__Task instructions__
Extract every line of the material below and reproduce it faithfully.

Data excerpts
++++++++++++++++++++

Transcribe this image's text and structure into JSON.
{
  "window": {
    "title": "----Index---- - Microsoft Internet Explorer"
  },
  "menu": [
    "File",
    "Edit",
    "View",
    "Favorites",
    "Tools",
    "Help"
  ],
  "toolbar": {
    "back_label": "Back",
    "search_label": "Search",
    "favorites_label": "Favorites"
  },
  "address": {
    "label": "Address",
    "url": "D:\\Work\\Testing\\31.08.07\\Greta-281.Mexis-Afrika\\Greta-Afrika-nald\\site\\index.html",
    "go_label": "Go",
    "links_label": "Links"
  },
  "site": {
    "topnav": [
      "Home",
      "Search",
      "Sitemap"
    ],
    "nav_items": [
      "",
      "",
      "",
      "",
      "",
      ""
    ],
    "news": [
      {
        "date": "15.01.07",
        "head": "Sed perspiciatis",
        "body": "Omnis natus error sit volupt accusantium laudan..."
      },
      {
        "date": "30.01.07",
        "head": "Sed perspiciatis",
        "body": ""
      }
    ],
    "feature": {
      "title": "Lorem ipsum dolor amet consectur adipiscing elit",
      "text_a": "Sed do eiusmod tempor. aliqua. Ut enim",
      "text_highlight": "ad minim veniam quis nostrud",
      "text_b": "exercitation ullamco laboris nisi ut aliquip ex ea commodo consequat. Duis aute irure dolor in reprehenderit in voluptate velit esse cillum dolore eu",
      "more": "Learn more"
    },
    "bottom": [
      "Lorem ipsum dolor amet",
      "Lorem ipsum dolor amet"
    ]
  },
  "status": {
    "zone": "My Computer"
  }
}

++++++++++++++++++++

__Solution for this problem__
Transcribe this image's text and structure into JSON.
{
  "window": {
    "title": "----Index---- - Microsoft Internet Explorer"
  },
  "menu": [
    "File",
    "Edit",
    "View",
    "Favorites",
    "Tools",
    "Help"
  ],
  "toolbar": {
    "back_label": "Back",
    "search_label": "Search",
    "favorites_label": "Favorites"
  },
  "address": {
    "label": "Address",
    "url": "D:\\Work\\Testing\\31.08.07\\Greta-281.Mexis-Afrika\\Greta-Afrika-nald\\site\\index.html",
    "go_label": "Go",
    "links_label": "Links"
  },
  "site": {
    "topnav": [
      "Home",
      "Search",
      "Sitemap"
    ],
    "nav_items": [
      "",
      "",
      "",
      "",
      "",
      ""
    ],
    "news": [
      {
        "date": "15.01.07",
        "head": "Sed perspiciatis",
        "body": "Omnis natus error sit volupt accusantium laudan..."
      },
      {
        "date": "30.01.07",
        "head": "Sed perspiciatis",
        "body": ""
      }
    ],
    "feature": {
      "title": "Lorem ipsum dolor amet consectur adipiscing elit",
      "text_a": "Sed do eiusmod tempor. aliqua. Ut enim",
      "text_highlight": "ad minim veniam quis nostrud",
      "text_b": "exercitation ullamco laboris nisi ut aliquip ex ea commodo consequat. Duis aute irure dolor in reprehenderit in voluptate velit esse cillum dolore eu",
      "more": "Learn more"
    },
    "bottom": [
      "Lorem ipsum dolor amet",
      "Lorem ipsum dolor amet"
    ]
  },
  "status": {
    "zone": "My Computer"
  }
}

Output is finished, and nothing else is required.